■ Tugas ■
Salin kembali seluruh baris materi di bawah ini tanpa mengubah satu karakter pun.

■ Materi yang diberikan ■
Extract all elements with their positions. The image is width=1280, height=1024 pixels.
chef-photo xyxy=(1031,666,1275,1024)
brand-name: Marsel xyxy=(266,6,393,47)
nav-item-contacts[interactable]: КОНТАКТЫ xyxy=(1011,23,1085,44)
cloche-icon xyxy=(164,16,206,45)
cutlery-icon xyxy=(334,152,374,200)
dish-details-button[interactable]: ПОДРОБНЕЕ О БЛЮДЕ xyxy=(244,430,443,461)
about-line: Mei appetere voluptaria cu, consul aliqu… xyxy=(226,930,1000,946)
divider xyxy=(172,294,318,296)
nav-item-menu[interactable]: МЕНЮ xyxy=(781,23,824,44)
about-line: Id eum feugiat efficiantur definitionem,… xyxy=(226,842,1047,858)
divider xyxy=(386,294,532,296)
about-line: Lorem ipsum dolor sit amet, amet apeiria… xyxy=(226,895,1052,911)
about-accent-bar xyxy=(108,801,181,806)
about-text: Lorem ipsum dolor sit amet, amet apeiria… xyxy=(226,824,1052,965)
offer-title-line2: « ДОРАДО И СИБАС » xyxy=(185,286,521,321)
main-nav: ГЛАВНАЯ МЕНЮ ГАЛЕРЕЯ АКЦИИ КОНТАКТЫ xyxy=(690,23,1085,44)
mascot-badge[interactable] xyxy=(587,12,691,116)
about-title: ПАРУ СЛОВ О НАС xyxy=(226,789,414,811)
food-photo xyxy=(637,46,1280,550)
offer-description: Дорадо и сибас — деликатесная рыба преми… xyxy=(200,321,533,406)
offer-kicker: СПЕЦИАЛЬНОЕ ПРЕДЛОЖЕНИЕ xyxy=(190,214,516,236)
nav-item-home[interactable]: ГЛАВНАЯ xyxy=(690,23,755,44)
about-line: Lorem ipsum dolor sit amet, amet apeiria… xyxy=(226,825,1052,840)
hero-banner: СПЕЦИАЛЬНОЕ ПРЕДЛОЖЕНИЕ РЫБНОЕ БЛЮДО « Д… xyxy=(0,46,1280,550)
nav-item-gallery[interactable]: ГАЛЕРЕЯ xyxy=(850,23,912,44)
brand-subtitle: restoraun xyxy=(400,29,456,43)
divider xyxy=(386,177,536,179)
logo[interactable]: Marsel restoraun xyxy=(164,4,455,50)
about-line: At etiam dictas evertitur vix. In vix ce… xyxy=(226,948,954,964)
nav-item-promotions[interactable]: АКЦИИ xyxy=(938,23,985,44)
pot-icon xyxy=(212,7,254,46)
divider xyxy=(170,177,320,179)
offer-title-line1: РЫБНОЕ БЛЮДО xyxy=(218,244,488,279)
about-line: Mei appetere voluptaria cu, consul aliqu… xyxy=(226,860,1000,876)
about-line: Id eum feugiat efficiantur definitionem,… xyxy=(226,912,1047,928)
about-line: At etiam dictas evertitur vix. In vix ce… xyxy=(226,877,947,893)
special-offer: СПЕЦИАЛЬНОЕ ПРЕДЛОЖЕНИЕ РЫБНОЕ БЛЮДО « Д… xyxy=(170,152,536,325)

■ Jawaban yang diharapkan ■
Extract all elements with their positions. The image is width=1280, height=1024 pixels.
chef-photo xyxy=(1031,666,1275,1024)
brand-name: Marsel xyxy=(266,6,393,47)
nav-item-contacts[interactable]: КОНТАКТЫ xyxy=(1011,23,1085,44)
cloche-icon xyxy=(164,16,206,45)
cutlery-icon xyxy=(334,152,374,200)
dish-details-button[interactable]: ПОДРОБНЕЕ О БЛЮДЕ xyxy=(244,430,443,461)
about-line: Mei appetere voluptaria cu, consul aliqu… xyxy=(226,930,1000,946)
divider xyxy=(172,294,318,296)
nav-item-menu[interactable]: МЕНЮ xyxy=(781,23,824,44)
about-line: Id eum feugiat efficiantur definitionem,… xyxy=(226,842,1047,858)
divider xyxy=(386,294,532,296)
about-line: Lorem ipsum dolor sit amet, amet apeiria… xyxy=(226,895,1052,911)
about-accent-bar xyxy=(108,801,181,806)
about-text: Lorem ipsum dolor sit amet, amet apeiria… xyxy=(226,824,1052,965)
offer-title-line2: « ДОРАДО И СИБАС » xyxy=(185,286,521,321)
main-nav: ГЛАВНАЯ МЕНЮ ГАЛЕРЕЯ АКЦИИ КОНТАКТЫ xyxy=(690,23,1085,44)
mascot-badge[interactable] xyxy=(587,12,691,116)
about-title: ПАРУ СЛОВ О НАС xyxy=(226,789,414,811)
food-photo xyxy=(637,46,1280,550)
offer-description: Дорадо и сибас — деликатесная рыба преми… xyxy=(200,321,533,406)
offer-kicker: СПЕЦИАЛЬНОЕ ПРЕДЛОЖЕНИЕ xyxy=(190,214,516,236)
nav-item-home[interactable]: ГЛАВНАЯ xyxy=(690,23,755,44)
about-line: Lorem ipsum dolor sit amet, amet apeiria… xyxy=(226,825,1052,840)
hero-banner: СПЕЦИАЛЬНОЕ ПРЕДЛОЖЕНИЕ РЫБНОЕ БЛЮДО « Д… xyxy=(0,46,1280,550)
nav-item-gallery[interactable]: ГАЛЕРЕЯ xyxy=(850,23,912,44)
brand-subtitle: restoraun xyxy=(400,29,456,43)
divider xyxy=(386,177,536,179)
logo[interactable]: Marsel restoraun xyxy=(164,4,455,50)
about-line: At etiam dictas evertitur vix. In vix ce… xyxy=(226,948,954,964)
nav-item-promotions[interactable]: АКЦИИ xyxy=(938,23,985,44)
pot-icon xyxy=(212,7,254,46)
divider xyxy=(170,177,320,179)
offer-title-line1: РЫБНОЕ БЛЮДО xyxy=(218,244,488,279)
about-line: Mei appetere voluptaria cu, consul aliqu… xyxy=(226,860,1000,876)
about-line: Id eum feugiat efficiantur definitionem,… xyxy=(226,912,1047,928)
about-line: At etiam dictas evertitur vix. In vix ce… xyxy=(226,877,947,893)
special-offer: СПЕЦИАЛЬНОЕ ПРЕДЛОЖЕНИЕ РЫБНОЕ БЛЮДО « Д… xyxy=(170,152,536,325)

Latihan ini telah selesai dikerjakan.